» Exercise material:
========

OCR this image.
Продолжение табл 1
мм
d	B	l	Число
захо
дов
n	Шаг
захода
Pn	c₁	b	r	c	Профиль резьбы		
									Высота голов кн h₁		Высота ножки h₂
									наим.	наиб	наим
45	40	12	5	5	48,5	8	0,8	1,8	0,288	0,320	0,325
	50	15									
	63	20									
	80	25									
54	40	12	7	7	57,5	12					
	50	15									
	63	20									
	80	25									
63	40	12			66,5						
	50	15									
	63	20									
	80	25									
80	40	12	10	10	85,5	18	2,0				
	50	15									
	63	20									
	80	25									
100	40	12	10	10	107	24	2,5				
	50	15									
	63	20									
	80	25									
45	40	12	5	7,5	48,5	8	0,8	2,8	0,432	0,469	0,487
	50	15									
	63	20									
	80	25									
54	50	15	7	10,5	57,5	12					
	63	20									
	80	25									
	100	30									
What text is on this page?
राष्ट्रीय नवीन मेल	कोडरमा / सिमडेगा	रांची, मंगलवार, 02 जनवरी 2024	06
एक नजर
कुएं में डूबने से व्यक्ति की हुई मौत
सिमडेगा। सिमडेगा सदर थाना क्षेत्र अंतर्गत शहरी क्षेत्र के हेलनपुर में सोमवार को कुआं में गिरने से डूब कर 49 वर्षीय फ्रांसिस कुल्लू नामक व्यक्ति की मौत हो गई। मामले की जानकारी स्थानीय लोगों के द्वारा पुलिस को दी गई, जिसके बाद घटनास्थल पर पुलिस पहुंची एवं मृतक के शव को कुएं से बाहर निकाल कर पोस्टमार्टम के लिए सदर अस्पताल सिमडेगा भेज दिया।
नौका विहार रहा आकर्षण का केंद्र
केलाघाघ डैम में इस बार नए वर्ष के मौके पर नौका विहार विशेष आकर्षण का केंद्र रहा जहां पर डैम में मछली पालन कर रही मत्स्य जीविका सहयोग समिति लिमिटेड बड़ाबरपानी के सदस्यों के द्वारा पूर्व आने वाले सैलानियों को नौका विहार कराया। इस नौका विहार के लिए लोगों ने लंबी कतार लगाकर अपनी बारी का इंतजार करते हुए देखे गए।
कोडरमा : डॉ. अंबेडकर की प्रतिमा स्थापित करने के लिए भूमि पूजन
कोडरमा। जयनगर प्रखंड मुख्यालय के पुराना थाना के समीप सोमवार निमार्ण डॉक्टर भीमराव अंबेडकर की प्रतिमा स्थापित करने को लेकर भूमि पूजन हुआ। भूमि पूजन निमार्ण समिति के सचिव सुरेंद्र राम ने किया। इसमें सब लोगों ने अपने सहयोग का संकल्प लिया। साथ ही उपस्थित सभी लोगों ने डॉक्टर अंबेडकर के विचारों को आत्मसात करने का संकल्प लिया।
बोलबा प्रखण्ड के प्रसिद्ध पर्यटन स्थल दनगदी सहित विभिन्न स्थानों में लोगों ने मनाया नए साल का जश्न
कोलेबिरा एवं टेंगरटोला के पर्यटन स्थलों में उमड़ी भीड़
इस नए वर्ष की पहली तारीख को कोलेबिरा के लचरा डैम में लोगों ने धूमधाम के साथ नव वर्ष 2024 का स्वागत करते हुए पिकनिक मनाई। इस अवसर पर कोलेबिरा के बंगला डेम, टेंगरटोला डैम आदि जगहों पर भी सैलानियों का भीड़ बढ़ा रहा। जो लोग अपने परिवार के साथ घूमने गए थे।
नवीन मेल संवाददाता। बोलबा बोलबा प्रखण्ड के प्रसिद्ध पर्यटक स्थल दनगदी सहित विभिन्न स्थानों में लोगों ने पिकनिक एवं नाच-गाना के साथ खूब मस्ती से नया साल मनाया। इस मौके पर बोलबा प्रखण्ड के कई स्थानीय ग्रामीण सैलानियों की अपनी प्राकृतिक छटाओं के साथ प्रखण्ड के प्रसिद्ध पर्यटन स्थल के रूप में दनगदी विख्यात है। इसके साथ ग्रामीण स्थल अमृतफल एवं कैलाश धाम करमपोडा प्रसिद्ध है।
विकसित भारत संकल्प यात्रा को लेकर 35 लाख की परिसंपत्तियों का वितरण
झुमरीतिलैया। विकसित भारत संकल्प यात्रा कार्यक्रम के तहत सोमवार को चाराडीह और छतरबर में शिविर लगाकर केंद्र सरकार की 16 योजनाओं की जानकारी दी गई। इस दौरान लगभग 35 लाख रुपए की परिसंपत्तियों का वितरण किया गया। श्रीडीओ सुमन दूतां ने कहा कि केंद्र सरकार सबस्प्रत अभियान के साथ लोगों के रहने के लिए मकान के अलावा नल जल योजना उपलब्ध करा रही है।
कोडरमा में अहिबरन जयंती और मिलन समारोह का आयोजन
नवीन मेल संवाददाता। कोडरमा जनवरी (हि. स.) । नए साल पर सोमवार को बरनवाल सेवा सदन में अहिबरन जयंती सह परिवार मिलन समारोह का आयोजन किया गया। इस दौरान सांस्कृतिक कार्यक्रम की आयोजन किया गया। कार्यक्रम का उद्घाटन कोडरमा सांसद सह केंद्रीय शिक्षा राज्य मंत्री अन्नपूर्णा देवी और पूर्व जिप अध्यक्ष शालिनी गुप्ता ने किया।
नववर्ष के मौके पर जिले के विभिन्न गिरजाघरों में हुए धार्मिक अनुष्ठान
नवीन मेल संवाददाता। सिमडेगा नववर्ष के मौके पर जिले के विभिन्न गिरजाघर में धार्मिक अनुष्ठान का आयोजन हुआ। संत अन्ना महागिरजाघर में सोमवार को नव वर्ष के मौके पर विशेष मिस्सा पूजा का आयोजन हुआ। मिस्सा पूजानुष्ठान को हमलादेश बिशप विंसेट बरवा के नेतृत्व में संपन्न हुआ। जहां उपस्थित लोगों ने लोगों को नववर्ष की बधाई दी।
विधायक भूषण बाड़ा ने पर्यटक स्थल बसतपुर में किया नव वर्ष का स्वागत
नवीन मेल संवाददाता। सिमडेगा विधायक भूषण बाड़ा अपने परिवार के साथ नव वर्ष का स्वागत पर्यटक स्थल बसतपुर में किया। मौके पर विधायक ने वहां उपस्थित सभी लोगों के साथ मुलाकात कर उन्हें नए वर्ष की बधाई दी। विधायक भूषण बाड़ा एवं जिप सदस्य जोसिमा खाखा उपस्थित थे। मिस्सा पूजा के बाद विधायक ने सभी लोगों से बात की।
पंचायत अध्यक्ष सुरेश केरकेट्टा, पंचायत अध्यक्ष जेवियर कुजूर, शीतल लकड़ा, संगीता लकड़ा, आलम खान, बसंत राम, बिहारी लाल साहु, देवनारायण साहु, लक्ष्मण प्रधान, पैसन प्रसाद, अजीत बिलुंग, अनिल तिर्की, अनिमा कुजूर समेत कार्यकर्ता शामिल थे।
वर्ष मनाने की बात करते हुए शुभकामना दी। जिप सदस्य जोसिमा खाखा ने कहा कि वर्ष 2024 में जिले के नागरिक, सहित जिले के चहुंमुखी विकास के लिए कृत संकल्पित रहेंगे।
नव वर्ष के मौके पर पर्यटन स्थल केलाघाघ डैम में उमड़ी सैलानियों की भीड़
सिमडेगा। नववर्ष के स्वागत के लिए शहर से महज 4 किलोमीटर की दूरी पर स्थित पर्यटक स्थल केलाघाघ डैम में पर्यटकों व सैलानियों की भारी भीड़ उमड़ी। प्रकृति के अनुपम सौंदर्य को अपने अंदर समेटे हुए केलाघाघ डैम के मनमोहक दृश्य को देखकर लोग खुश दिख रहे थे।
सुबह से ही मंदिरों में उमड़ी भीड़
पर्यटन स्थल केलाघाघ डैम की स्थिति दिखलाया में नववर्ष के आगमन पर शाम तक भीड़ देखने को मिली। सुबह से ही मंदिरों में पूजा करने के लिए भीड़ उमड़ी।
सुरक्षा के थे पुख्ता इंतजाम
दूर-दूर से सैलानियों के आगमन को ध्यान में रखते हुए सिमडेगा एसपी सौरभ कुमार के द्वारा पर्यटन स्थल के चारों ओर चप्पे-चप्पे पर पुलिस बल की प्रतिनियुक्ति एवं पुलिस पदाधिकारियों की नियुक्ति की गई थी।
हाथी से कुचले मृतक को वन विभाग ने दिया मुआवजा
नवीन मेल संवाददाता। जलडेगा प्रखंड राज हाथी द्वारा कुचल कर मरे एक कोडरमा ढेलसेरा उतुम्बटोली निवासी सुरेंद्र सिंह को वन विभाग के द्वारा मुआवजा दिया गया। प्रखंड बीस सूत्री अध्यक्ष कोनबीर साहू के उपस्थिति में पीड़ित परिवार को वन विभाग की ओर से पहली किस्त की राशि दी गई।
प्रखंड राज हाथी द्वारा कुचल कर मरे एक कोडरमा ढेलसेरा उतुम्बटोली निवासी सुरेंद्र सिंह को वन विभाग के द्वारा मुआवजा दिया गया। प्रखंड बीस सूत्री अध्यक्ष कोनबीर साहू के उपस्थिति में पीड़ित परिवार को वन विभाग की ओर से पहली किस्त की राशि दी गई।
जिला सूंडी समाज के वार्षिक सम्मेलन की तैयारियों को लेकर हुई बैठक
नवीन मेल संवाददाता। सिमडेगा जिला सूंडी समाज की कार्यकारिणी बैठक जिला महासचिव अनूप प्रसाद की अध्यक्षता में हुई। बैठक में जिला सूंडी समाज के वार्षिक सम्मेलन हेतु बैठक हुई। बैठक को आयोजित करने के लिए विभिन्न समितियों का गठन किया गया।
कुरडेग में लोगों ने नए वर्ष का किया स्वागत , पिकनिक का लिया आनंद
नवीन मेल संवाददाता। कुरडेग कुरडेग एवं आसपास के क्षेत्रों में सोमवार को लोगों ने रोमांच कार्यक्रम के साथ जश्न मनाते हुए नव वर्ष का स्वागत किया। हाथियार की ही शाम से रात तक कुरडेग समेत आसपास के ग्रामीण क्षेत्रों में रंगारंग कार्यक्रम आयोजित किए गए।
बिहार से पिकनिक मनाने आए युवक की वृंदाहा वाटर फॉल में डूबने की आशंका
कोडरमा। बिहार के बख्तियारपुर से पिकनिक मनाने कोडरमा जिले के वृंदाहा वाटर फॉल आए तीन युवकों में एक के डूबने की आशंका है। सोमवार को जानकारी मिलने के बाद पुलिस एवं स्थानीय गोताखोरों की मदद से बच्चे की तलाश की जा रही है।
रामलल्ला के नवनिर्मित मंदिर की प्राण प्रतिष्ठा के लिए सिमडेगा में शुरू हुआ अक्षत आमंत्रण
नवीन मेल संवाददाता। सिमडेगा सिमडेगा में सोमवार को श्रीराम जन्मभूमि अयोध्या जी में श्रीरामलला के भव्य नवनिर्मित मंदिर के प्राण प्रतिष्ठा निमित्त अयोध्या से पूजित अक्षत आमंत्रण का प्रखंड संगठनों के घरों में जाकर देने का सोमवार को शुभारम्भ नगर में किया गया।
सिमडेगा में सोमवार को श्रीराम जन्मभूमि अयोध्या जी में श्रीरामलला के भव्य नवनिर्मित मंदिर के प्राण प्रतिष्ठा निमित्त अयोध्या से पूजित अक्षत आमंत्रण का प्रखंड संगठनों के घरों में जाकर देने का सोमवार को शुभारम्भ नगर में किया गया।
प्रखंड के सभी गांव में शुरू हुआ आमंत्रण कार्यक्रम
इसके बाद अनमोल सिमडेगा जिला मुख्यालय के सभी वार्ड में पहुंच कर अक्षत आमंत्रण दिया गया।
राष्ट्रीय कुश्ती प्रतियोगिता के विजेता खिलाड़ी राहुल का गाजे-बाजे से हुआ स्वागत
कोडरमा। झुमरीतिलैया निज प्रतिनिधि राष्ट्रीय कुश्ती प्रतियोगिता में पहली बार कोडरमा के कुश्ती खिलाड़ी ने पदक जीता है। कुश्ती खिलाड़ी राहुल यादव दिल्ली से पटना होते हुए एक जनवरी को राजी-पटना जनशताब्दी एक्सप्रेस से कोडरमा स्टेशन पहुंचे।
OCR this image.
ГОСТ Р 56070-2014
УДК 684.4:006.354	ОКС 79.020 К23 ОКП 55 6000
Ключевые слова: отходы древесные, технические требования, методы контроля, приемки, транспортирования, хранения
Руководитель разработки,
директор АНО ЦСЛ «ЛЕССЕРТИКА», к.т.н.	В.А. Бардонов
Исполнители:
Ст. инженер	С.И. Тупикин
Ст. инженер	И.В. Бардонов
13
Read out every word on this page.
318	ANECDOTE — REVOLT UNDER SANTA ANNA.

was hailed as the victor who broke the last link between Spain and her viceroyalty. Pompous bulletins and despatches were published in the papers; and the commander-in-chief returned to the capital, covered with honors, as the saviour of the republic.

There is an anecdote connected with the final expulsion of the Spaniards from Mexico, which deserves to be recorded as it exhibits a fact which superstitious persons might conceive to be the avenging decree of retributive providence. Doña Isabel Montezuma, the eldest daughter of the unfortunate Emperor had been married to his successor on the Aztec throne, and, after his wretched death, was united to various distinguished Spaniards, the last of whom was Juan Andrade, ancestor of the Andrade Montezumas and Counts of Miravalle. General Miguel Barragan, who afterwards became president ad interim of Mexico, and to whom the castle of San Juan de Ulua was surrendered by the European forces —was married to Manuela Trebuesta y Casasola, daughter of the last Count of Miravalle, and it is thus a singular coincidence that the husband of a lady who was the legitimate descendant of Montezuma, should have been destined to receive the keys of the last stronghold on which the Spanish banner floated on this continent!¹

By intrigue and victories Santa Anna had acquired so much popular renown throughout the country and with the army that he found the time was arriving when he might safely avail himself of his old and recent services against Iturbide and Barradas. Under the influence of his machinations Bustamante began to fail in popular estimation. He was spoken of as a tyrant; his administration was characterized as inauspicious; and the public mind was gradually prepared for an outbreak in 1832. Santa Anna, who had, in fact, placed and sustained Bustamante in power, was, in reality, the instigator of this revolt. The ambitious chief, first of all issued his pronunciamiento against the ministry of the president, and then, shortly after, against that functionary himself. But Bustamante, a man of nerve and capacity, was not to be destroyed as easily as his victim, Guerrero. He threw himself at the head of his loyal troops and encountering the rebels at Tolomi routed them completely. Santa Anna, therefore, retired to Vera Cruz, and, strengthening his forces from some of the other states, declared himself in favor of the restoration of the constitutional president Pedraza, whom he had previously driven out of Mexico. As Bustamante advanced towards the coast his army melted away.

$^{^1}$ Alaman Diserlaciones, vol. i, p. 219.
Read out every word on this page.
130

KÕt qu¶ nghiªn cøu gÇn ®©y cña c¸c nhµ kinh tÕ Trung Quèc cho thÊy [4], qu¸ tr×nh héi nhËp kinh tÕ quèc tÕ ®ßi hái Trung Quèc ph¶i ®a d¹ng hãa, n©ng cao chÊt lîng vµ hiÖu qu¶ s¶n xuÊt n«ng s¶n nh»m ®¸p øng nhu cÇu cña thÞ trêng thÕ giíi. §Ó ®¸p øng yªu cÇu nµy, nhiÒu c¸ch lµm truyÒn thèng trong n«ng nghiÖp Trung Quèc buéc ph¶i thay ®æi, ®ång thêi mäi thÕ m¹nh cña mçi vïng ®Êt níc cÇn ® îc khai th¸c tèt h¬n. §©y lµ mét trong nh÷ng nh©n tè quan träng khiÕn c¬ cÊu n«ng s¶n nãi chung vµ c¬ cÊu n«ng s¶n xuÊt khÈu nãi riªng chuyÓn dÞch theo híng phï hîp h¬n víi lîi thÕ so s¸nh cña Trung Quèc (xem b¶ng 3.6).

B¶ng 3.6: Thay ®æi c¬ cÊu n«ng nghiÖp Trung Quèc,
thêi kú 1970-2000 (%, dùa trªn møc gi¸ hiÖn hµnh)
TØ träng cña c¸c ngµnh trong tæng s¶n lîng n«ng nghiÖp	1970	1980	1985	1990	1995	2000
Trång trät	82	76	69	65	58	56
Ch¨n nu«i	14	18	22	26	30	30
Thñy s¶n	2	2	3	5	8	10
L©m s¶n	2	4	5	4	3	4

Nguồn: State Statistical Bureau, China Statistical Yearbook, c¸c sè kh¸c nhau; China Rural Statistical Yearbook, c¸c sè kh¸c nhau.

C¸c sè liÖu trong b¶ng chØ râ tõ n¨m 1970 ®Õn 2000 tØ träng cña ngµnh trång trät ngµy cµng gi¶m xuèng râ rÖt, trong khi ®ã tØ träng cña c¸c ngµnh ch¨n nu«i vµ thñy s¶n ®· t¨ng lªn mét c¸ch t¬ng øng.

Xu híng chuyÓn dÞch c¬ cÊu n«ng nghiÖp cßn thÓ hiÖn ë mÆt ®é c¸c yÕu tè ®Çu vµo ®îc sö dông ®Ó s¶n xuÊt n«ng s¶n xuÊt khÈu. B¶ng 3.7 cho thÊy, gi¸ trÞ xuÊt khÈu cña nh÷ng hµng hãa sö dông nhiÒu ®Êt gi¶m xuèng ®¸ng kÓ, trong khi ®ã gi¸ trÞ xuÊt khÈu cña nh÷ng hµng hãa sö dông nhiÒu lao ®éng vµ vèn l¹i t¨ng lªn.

========

» Exercise directions:
Answer with one number: how many lines in the listing hold "नववर".

» The solution:
4